[Task brief] Pull every "name" line out of the data below.

--------------------------------------------------

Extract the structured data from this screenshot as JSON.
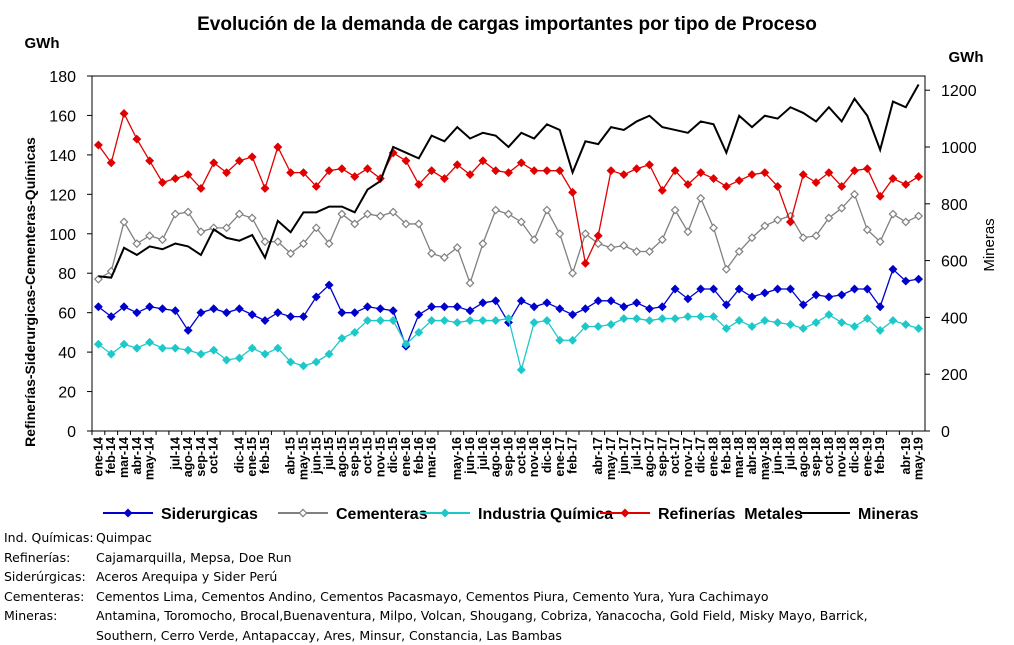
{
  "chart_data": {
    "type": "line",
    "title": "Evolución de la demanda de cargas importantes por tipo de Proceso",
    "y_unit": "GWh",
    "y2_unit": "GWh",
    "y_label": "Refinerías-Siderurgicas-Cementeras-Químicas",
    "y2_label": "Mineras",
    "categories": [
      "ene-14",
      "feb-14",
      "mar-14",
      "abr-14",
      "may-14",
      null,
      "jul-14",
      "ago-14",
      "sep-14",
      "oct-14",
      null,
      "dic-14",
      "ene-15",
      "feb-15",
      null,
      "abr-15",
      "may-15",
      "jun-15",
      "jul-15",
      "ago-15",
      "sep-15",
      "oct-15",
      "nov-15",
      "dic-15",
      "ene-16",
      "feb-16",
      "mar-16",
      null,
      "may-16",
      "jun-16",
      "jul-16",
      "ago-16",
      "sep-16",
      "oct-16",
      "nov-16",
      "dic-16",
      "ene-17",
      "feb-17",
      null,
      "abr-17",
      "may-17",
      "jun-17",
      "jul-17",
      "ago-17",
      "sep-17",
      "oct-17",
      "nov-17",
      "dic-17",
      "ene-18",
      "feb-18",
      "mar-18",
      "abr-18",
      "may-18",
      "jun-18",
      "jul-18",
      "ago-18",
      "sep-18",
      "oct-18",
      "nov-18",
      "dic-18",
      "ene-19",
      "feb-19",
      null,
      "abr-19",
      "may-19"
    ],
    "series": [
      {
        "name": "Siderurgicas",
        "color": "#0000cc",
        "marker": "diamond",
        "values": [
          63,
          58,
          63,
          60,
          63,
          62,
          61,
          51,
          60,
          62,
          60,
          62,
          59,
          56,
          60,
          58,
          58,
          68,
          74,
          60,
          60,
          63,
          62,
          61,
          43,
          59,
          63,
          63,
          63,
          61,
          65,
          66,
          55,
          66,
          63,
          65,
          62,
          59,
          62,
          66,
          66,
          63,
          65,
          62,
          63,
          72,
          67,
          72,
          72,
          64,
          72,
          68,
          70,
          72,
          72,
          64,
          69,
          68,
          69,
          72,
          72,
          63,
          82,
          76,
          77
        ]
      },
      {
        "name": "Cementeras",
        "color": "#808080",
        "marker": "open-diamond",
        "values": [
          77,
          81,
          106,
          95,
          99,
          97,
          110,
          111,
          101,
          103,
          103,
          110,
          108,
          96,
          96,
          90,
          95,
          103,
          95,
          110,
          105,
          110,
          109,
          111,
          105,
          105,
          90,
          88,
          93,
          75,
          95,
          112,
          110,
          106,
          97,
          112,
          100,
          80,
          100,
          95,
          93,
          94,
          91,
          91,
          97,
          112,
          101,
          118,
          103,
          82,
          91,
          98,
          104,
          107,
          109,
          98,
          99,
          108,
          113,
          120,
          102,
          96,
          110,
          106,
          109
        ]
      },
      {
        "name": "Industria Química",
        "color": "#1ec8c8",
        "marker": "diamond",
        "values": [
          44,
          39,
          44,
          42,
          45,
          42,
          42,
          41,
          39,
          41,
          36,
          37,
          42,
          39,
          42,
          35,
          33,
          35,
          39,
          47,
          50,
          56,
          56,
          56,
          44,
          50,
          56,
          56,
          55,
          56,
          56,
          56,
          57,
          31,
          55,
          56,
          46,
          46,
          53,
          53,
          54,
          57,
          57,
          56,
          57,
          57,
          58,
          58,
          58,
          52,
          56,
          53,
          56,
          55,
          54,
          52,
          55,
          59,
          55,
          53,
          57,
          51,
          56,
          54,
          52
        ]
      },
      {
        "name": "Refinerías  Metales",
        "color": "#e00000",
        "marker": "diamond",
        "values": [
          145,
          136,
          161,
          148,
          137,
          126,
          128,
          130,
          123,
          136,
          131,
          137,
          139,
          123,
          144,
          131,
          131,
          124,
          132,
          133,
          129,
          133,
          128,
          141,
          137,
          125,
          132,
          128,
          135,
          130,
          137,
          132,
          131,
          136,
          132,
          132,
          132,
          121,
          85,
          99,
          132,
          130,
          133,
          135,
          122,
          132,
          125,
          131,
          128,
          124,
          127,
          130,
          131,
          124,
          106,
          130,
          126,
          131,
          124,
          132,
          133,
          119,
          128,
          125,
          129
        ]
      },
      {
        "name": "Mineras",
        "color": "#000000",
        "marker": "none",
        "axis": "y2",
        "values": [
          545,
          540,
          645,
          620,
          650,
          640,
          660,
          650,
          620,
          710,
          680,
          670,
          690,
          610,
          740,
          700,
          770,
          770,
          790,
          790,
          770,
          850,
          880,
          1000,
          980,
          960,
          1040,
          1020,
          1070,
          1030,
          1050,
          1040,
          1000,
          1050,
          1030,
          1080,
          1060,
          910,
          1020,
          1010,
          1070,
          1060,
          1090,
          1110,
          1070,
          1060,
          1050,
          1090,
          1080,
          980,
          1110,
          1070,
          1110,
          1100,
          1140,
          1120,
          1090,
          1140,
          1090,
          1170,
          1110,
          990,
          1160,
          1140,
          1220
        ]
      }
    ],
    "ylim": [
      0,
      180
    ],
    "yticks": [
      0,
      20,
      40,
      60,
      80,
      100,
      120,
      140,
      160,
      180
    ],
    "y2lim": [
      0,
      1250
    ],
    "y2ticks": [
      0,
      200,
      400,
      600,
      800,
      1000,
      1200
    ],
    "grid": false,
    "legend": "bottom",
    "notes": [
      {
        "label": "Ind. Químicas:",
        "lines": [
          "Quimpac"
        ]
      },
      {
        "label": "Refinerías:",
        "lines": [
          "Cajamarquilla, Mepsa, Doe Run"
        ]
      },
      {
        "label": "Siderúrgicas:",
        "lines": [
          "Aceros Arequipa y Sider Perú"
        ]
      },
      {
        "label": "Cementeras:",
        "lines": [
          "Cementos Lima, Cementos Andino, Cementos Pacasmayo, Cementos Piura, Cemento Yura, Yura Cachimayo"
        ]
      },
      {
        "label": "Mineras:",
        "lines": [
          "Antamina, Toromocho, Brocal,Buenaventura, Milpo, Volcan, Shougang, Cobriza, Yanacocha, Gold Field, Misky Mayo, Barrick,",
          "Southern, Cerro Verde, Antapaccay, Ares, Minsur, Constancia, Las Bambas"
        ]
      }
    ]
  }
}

--------------------------------------------------

[The response]
        "name": "Siderurgicas",
        "name": "Cementeras",
        "name": "Industria Química",
        "name": "Refinerías  Metales",
        "name": "Mineras",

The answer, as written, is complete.